MATERIAL SUPPLIED:
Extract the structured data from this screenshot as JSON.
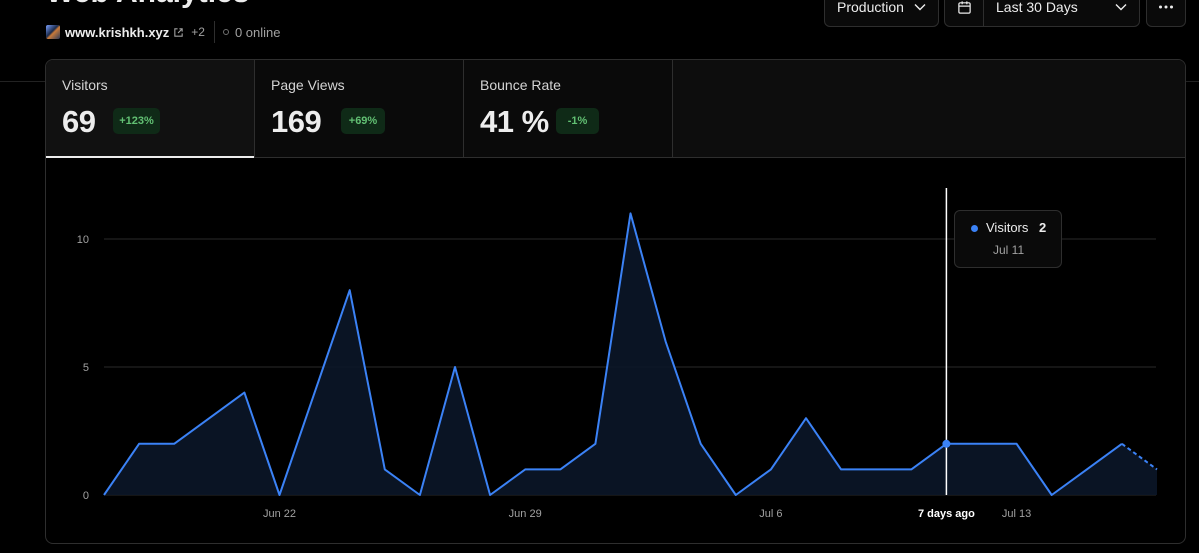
{
  "header": {
    "title": "Web Analytics",
    "site": "www.krishkh.xyz",
    "more_sites": "+2",
    "online": "0 online"
  },
  "toolbar": {
    "environment": "Production",
    "date_range": "Last 30 Days"
  },
  "tabs": [
    {
      "label": "Visitors",
      "value": "69",
      "change": "+123%"
    },
    {
      "label": "Page Views",
      "value": "169",
      "change": "+69%"
    },
    {
      "label": "Bounce Rate",
      "value": "41 %",
      "change": "-1%"
    }
  ],
  "tooltip": {
    "series": "Visitors",
    "value": "2",
    "date": "Jul 11"
  },
  "colors": {
    "line": "#3b82f6",
    "badge_bg": "#0f2a17",
    "badge_text": "#62c073"
  },
  "chart_data": {
    "type": "area",
    "series": [
      {
        "name": "Visitors",
        "values": [
          0,
          2,
          2,
          3,
          4,
          0,
          4,
          8,
          1,
          0,
          5,
          0,
          1,
          1,
          2,
          11,
          6,
          2,
          0,
          1,
          3,
          1,
          1,
          1,
          2,
          2,
          2,
          0,
          1,
          2,
          1
        ]
      }
    ],
    "incomplete_last_segment": true,
    "y_ticks": [
      0,
      5,
      10
    ],
    "ylim": [
      0,
      11
    ],
    "x_tick_labels": [
      {
        "index": 5,
        "label": "Jun 22"
      },
      {
        "index": 12,
        "label": "Jun 29"
      },
      {
        "index": 19,
        "label": "Jul 6"
      },
      {
        "index": 24,
        "label": "7 days ago",
        "highlight": true
      },
      {
        "index": 26,
        "label": "Jul 13"
      }
    ],
    "hover_index": 24,
    "grid": true
  }
}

WORK TO BE COMPLETED: Report each line of the material above where the word "true" appears.

REPLY TO THE EXERCISE:
    "incomplete_last_segment": true,
        "highlight": true
    "grid": true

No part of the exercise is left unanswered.